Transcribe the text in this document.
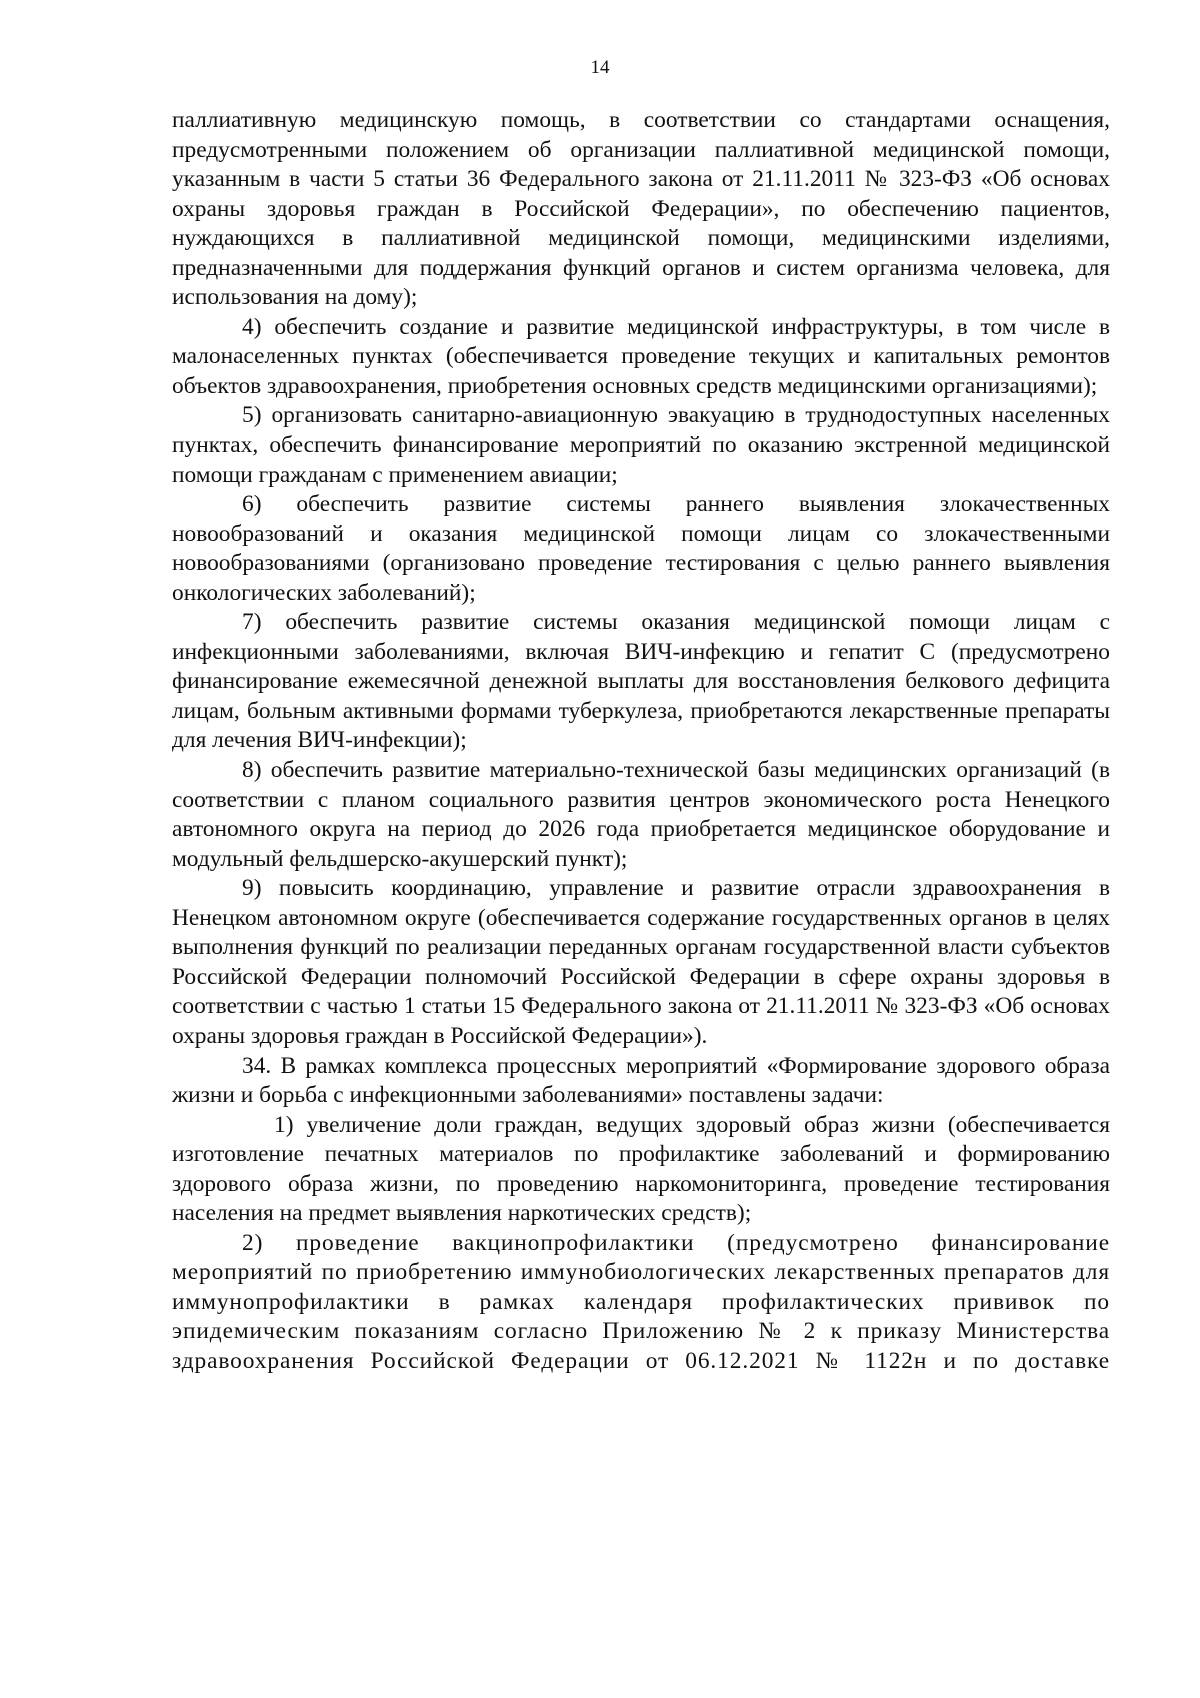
14

паллиативную медицинскую помощь, в соответствии со стандартами оснащения, предусмотренными положением об организации паллиативной медицинской помощи, указанным в части 5 статьи 36 Федерального закона от 21.11.2011 № 323-ФЗ «Об основах охраны здоровья граждан в Российской Федерации», по обеспечению пациентов, нуждающихся в паллиативной медицинской помощи, медицинскими изделиями, предназначенными для поддержания функций органов и систем организма человека, для использования на дому);

4) обеспечить создание и развитие медицинской инфраструктуры, в том числе в малонаселенных пунктах (обеспечивается проведение текущих и капитальных ремонтов объектов здравоохранения, приобретения основных средств медицинскими организациями);

5) организовать санитарно-авиационную эвакуацию в труднодоступных населенных пунктах, обеспечить финансирование мероприятий по оказанию экстренной медицинской помощи гражданам с применением авиации;

6) обеспечить развитие системы раннего выявления злокачественных новообразований и оказания медицинской помощи лицам со злокачественными новообразованиями (организовано проведение тестирования с целью раннего выявления онкологических заболеваний);

7) обеспечить развитие системы оказания медицинской помощи лицам с инфекционными заболеваниями, включая ВИЧ-инфекцию и гепатит С (предусмотрено финансирование ежемесячной денежной выплаты для восстановления белкового дефицита лицам, больным активными формами туберкулеза, приобретаются лекарственные препараты для лечения ВИЧ-инфекции);

8) обеспечить развитие материально-технической базы медицинских организаций (в соответствии с планом социального развития центров экономического роста Ненецкого автономного округа на период до 2026 года приобретается медицинское оборудование и модульный фельдшерско-акушерский пункт);

9) повысить координацию, управление и развитие отрасли здравоохранения в Ненецком автономном округе (обеспечивается содержание государственных органов в целях выполнения функций по реализации переданных органам государственной власти субъектов Российской Федерации полномочий Российской Федерации в сфере охраны здоровья в соответствии с частью 1 статьи 15 Федерального закона от 21.11.2011 № 323-ФЗ «Об основах охраны здоровья граждан в Российской Федерации»).

34. В рамках комплекса процессных мероприятий «Формирование здорового образа жизни и борьба с инфекционными заболеваниями» поставлены задачи:

1) увеличение доли граждан, ведущих здоровый образ жизни (обеспечивается изготовление печатных материалов по профилактике заболеваний и формированию здорового образа жизни, по проведению наркомониторинга, проведение тестирования населения на предмет выявления наркотических средств);

2) проведение вакцинопрофилактики (предусмотрено финансирование мероприятий по приобретению иммунобиологических лекарственных препаратов для иммунопрофилактики в рамках календаря профилактических прививок по эпидемическим показаниям согласно Приложению № 2 к приказу Министерства здравоохранения Российской Федерации от 06.12.2021 № 1122н и по доставке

• • • • •

◆ Prompt: Retype the data above exactly; pictures are not part of the copy.

◆ Output:
Transcribe the text in this document.
14

паллиативную медицинскую помощь, в соответствии со стандартами оснащения, предусмотренными положением об организации паллиативной медицинской помощи, указанным в части 5 статьи 36 Федерального закона от 21.11.2011 № 323-ФЗ «Об основах охраны здоровья граждан в Российской Федерации», по обеспечению пациентов, нуждающихся в паллиативной медицинской помощи, медицинскими изделиями, предназначенными для поддержания функций органов и систем организма человека, для использования на дому);

4) обеспечить создание и развитие медицинской инфраструктуры, в том числе в малонаселенных пунктах (обеспечивается проведение текущих и капитальных ремонтов объектов здравоохранения, приобретения основных средств медицинскими организациями);

5) организовать санитарно-авиационную эвакуацию в труднодоступных населенных пунктах, обеспечить финансирование мероприятий по оказанию экстренной медицинской помощи гражданам с применением авиации;

6) обеспечить развитие системы раннего выявления злокачественных новообразований и оказания медицинской помощи лицам со злокачественными новообразованиями (организовано проведение тестирования с целью раннего выявления онкологических заболеваний);

7) обеспечить развитие системы оказания медицинской помощи лицам с инфекционными заболеваниями, включая ВИЧ-инфекцию и гепатит С (предусмотрено финансирование ежемесячной денежной выплаты для восстановления белкового дефицита лицам, больным активными формами туберкулеза, приобретаются лекарственные препараты для лечения ВИЧ-инфекции);

8) обеспечить развитие материально-технической базы медицинских организаций (в соответствии с планом социального развития центров экономического роста Ненецкого автономного округа на период до 2026 года приобретается медицинское оборудование и модульный фельдшерско-акушерский пункт);

9) повысить координацию, управление и развитие отрасли здравоохранения в Ненецком автономном округе (обеспечивается содержание государственных органов в целях выполнения функций по реализации переданных органам государственной власти субъектов Российской Федерации полномочий Российской Федерации в сфере охраны здоровья в соответствии с частью 1 статьи 15 Федерального закона от 21.11.2011 № 323-ФЗ «Об основах охраны здоровья граждан в Российской Федерации»).

34. В рамках комплекса процессных мероприятий «Формирование здорового образа жизни и борьба с инфекционными заболеваниями» поставлены задачи:

1) увеличение доли граждан, ведущих здоровый образ жизни (обеспечивается изготовление печатных материалов по профилактике заболеваний и формированию здорового образа жизни, по проведению наркомониторинга, проведение тестирования населения на предмет выявления наркотических средств);

2) проведение вакцинопрофилактики (предусмотрено финансирование мероприятий по приобретению иммунобиологических лекарственных препаратов для иммунопрофилактики в рамках календаря профилактических прививок по эпидемическим показаниям согласно Приложению № 2 к приказу Министерства здравоохранения Российской Федерации от 06.12.2021 № 1122н и по доставке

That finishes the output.